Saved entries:
-*-
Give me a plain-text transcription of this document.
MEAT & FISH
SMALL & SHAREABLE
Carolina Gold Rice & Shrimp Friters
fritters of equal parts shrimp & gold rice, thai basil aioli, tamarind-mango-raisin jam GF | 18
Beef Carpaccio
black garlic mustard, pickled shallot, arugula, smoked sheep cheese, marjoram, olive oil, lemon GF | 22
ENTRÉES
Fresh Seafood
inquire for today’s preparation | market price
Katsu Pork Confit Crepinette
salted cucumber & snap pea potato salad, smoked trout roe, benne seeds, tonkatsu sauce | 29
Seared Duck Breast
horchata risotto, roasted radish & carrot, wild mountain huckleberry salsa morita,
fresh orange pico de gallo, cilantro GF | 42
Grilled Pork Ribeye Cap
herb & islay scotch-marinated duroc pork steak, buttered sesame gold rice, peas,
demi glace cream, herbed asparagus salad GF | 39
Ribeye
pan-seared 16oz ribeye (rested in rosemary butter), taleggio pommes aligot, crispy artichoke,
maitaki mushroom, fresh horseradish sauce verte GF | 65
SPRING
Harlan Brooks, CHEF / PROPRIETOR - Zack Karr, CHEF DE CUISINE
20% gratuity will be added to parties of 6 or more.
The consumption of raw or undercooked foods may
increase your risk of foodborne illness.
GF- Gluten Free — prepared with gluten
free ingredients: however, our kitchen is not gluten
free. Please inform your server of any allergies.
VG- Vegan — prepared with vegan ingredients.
-*-
WHAT THE TASK REQUIRES: Write out the whole listing exactly.

PROBLEM SOLUTION:
Give me a plain-text transcription of this document.
MEAT & FISH
SMALL & SHAREABLE
Carolina Gold Rice & Shrimp Friters
fritters of equal parts shrimp & gold rice, thai basil aioli, tamarind-mango-raisin jam GF | 18
Beef Carpaccio
black garlic mustard, pickled shallot, arugula, smoked sheep cheese, marjoram, olive oil, lemon GF | 22
ENTRÉES
Fresh Seafood
inquire for today’s preparation | market price
Katsu Pork Confit Crepinette
salted cucumber & snap pea potato salad, smoked trout roe, benne seeds, tonkatsu sauce | 29
Seared Duck Breast
horchata risotto, roasted radish & carrot, wild mountain huckleberry salsa morita,
fresh orange pico de gallo, cilantro GF | 42
Grilled Pork Ribeye Cap
herb & islay scotch-marinated duroc pork steak, buttered sesame gold rice, peas,
demi glace cream, herbed asparagus salad GF | 39
Ribeye
pan-seared 16oz ribeye (rested in rosemary butter), taleggio pommes aligot, crispy artichoke,
maitaki mushroom, fresh horseradish sauce verte GF | 65
SPRING
Harlan Brooks, CHEF / PROPRIETOR - Zack Karr, CHEF DE CUISINE
20% gratuity will be added to parties of 6 or more.
The consumption of raw or undercooked foods may
increase your risk of foodborne illness.
GF- Gluten Free — prepared with gluten
free ingredients: however, our kitchen is not gluten
free. Please inform your server of any allergies.
VG- Vegan — prepared with vegan ingredients.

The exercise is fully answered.